Direction:
Go through the listing and copy every line word for word.

[Start]

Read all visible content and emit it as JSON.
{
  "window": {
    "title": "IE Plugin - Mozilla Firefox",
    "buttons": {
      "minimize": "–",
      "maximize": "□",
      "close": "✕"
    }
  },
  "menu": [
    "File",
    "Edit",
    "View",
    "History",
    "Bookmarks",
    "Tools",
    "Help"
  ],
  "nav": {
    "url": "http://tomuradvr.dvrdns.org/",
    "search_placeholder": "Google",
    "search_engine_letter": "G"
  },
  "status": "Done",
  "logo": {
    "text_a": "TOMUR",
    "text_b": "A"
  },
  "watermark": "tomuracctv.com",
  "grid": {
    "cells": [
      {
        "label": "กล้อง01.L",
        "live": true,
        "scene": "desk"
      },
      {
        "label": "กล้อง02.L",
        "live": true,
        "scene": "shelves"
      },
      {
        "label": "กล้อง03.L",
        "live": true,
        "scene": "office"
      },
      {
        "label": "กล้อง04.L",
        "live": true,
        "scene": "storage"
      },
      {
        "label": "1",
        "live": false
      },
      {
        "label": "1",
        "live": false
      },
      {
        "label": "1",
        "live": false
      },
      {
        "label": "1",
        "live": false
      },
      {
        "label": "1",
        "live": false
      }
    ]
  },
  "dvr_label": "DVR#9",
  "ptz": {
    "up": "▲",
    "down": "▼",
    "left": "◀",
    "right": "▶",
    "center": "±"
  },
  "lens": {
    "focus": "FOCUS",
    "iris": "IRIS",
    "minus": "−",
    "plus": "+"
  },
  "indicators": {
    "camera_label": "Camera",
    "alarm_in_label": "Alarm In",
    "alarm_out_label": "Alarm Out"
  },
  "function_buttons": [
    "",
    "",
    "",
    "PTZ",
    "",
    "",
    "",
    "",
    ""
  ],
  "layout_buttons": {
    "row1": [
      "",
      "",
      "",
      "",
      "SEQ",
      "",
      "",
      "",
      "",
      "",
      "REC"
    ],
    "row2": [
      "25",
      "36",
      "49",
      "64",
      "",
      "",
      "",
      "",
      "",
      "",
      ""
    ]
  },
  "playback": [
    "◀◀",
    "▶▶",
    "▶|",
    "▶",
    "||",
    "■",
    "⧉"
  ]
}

[End]

Exercise output:
Read all visible content and emit it as JSON.
{
  "window": {
    "title": "IE Plugin - Mozilla Firefox",
    "buttons": {
      "minimize": "–",
      "maximize": "□",
      "close": "✕"
    }
  },
  "menu": [
    "File",
    "Edit",
    "View",
    "History",
    "Bookmarks",
    "Tools",
    "Help"
  ],
  "nav": {
    "url": "http://tomuradvr.dvrdns.org/",
    "search_placeholder": "Google",
    "search_engine_letter": "G"
  },
  "status": "Done",
  "logo": {
    "text_a": "TOMUR",
    "text_b": "A"
  },
  "watermark": "tomuracctv.com",
  "grid": {
    "cells": [
      {
        "label": "กล้อง01.L",
        "live": true,
        "scene": "desk"
      },
      {
        "label": "กล้อง02.L",
        "live": true,
        "scene": "shelves"
      },
      {
        "label": "กล้อง03.L",
        "live": true,
        "scene": "office"
      },
      {
        "label": "กล้อง04.L",
        "live": true,
        "scene": "storage"
      },
      {
        "label": "1",
        "live": false
      },
      {
        "label": "1",
        "live": false
      },
      {
        "label": "1",
        "live": false
      },
      {
        "label": "1",
        "live": false
      },
      {
        "label": "1",
        "live": false
      }
    ]
  },
  "dvr_label": "DVR#9",
  "ptz": {
    "up": "▲",
    "down": "▼",
    "left": "◀",
    "right": "▶",
    "center": "±"
  },
  "lens": {
    "focus": "FOCUS",
    "iris": "IRIS",
    "minus": "−",
    "plus": "+"
  },
  "indicators": {
    "camera_label": "Camera",
    "alarm_in_label": "Alarm In",
    "alarm_out_label": "Alarm Out"
  },
  "function_buttons": [
    "",
    "",
    "",
    "PTZ",
    "",
    "",
    "",
    "",
    ""
  ],
  "layout_buttons": {
    "row1": [
      "",
      "",
      "",
      "",
      "SEQ",
      "",
      "",
      "",
      "",
      "",
      "REC"
    ],
    "row2": [
      "25",
      "36",
      "49",
      "64",
      "",
      "",
      "",
      "",
      "",
      "",
      ""
    ]
  },
  "playback": [
    "◀◀",
    "▶▶",
    "▶|",
    "▶",
    "||",
    "■",
    "⧉"
  ]
}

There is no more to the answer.